━━━━━ Brano proposto ━━━━━

In questo caso le squadre di calcio potrebbero essere, quindi, prese in considerazione per un investimento finanziario, ma tutto questo, come sappiamo, accade raramente e la sostenibilità dei bilanci è uno sport poco praticato.
Se guardiamo, infatti, i bilanci delle squadre di calcio italiane degli ultimi anni vediamo spesso cose folli con costi della rosa di giocatori anche di centinaia di milioni di euro (anche il 70% in Europa secondo l’agenzia di rating Fitch), pagamenti sospetti a procuratori e mediatori di ogni tipo, talvolta fidejussioni false, buchi di bilancio da brividi, plusvalenze fittizie e tutto questo spesso accade perché i conti non starebbero in piedi per moltissime squadre.
Acquisti costosi mettono a dura prova il bilancio di un club, perché le spese di trasferimento devono essere poi ammortizzate per anni durante il rispettivo periodo contrattuale del giocatore. Tutto questo genera debiti sempre più ingestibili e con questa forbice ricavi/costi l’idea meravigliosa di molti presidenti (non tutti naturalmente) è aggiustare i bilanci con le plusvalenze derivanti dalle compravendite dei tesserati.
Ci sono certo quelle vere quando un campione esplode e c’è un’altra squadra che te lo richiede a un prezzo nettamente superiore al “cartellino”, ovvero al prezzo di carico in bilancio. È successo alla Juventus con Pogba ceduto al Manchester United nel 2016 per 105 milioni di euro con una plusvalenza pazzesca per la squadra bianconera pure al netto dei 27 milioni di euro corrisposti a Raiola, il procuratore.

━━━━━ Materiale fornito ━━━━━

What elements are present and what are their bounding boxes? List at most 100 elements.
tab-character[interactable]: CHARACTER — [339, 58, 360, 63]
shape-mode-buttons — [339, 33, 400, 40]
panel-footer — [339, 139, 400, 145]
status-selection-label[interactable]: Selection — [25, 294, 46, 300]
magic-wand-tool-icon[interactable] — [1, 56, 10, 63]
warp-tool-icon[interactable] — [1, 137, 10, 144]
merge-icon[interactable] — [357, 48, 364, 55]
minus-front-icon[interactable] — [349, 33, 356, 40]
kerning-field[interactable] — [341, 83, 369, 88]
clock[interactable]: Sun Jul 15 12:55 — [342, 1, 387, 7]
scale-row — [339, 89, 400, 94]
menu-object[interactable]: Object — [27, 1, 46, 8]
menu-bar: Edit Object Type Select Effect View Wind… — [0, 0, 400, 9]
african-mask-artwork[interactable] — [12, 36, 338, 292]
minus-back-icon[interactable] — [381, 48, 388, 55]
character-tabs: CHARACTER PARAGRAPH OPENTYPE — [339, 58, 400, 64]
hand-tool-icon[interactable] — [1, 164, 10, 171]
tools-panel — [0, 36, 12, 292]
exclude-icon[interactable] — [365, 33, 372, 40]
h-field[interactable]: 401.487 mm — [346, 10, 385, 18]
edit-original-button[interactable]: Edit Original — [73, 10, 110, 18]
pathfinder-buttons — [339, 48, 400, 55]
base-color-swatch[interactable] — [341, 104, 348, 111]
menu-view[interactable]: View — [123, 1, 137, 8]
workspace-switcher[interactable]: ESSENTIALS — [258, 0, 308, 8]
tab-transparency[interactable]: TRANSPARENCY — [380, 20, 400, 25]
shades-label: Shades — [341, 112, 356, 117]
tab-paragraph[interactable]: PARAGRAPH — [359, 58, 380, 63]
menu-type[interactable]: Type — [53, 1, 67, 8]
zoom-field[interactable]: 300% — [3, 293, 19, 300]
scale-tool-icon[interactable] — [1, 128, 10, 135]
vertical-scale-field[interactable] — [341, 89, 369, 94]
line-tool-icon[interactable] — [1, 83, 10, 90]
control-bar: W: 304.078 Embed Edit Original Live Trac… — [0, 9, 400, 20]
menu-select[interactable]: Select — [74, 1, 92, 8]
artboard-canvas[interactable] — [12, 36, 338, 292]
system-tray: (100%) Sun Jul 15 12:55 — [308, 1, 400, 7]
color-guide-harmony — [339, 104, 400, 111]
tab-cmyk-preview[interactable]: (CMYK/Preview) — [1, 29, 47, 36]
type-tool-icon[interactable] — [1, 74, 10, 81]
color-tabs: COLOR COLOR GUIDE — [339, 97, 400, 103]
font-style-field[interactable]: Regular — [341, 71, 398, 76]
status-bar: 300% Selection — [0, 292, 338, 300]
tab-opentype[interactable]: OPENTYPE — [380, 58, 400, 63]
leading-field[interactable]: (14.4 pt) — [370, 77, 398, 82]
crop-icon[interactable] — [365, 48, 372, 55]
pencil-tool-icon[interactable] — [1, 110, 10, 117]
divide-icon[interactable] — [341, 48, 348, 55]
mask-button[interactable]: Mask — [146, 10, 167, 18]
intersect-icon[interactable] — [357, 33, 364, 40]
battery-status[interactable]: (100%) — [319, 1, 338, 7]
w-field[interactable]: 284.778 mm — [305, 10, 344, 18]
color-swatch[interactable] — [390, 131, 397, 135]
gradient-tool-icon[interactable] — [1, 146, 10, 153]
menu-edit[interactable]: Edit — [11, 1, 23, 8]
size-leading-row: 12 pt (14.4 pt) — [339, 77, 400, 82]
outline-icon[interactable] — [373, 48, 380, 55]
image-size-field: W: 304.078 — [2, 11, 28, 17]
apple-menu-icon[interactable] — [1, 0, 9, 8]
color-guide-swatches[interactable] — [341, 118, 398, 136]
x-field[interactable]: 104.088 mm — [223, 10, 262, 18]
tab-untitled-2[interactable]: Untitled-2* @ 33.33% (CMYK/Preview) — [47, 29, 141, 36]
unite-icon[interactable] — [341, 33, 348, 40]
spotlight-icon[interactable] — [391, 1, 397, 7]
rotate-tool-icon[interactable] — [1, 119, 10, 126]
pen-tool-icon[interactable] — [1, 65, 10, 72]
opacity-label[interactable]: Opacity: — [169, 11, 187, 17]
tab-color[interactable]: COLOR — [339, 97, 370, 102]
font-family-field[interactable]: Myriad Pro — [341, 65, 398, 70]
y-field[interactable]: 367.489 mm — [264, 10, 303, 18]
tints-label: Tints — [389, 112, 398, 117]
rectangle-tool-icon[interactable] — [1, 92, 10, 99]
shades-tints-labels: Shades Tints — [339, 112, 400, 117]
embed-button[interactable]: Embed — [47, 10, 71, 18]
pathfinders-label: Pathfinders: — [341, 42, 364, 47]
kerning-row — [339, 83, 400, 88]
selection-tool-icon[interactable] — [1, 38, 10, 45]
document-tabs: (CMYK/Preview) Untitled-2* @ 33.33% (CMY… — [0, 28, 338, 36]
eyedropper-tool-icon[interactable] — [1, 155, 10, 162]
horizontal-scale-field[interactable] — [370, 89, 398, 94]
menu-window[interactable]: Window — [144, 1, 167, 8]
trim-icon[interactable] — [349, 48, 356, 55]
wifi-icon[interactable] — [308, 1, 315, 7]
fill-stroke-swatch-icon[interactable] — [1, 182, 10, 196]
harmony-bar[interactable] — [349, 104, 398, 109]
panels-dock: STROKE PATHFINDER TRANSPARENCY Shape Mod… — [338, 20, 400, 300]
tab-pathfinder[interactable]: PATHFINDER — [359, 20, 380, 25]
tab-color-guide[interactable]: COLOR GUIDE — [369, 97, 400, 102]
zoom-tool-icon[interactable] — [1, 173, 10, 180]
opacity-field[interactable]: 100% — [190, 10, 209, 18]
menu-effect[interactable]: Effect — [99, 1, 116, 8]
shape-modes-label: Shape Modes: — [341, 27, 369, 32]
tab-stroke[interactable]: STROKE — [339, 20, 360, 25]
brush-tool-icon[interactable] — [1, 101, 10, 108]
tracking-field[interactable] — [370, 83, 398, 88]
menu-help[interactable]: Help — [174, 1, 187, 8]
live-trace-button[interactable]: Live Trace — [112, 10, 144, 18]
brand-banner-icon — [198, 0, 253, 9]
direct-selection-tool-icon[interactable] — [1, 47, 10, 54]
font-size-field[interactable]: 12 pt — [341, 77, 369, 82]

━━━━━

[Esercizi proposti]:
**a)** Indica se le affermazioni (i), (ii) e (iii) concordano con il testo sui bilanci delle squadre di calcio. Per ciascuna rispondi sì o no e cita le parole del testo che lo stabiliscono.
(i) Le spese di trasferimento di un giocatore vengono ammortizzate durante il suo periodo contrattuale.
(ii) Pogba è stato ceduto al Manchester United nel 2018.
(iii) Tutti i presidenti vogliono aggiustare i bilanci con le plusvalenze.
**b)** Scrivi il seguito del testo sui bilanci delle squadre di calcio a partire dalla sua ultima frase.

[Soluzioni degli esercizi]:
**a)**
(i) Sì: «le spese di trasferimento devono essere poi ammortizzate per anni durante il rispettivo periodo contrattuale del giocatore».
(ii) No: «Pogba ceduto al Manchester United nel 2016 per 105 milioni di euro».
(iii) No: «l’idea meravigliosa di molti presidenti (non tutti naturalmente)».

**b)**
Ma poi esistono certamente quelle sospette (come quelle su cui sta indagando la Procura di Torino). E che non riguardano nel mondo del calcio solo la Signora d’Italia (controllata dal gruppo Exor, ovvero Elkann Agnelli) poiché di cani da 30 milioni di euro scambiati con 2 gatti da 15 milioni di euro se ne trovano in moltissimi club. E non solo in Italia.
E questo giochino va avanti da decenni con tante authority e revisori che si sono finora sempre voltate dall’altra parte e ricordo lo scomparso avvocato Victor Uckmar (ex presidente della Covisoc che doveva essere l’organismo della Federcalcio con la funzione di controllo sui bilanci delle società) che tutte queste cose le diceva già oltre 20 anni fa.
Se si usano le plusvalenze fittizie, per esempio, scambiandosi a valori lontanissimi dalla realtà i giocatori solo per aggiustare i conti, si falsificano sostanzialmente i bilanci e questo nel mondo normale sarebbe un reato.
La pandemia ha peggiorato il quadro, ma non è certo la sola causa scatenante della crisi delle azioni Juventus o in generale dell’investire in azioni del calcio, come alcuni presidenti di club sostengono per nascondere la loro pessima gestione e chiedere aiuti o inventarsi cose creative per tappare i buchi e dare un calcio al barattolo (dalla Superlega ai fan token).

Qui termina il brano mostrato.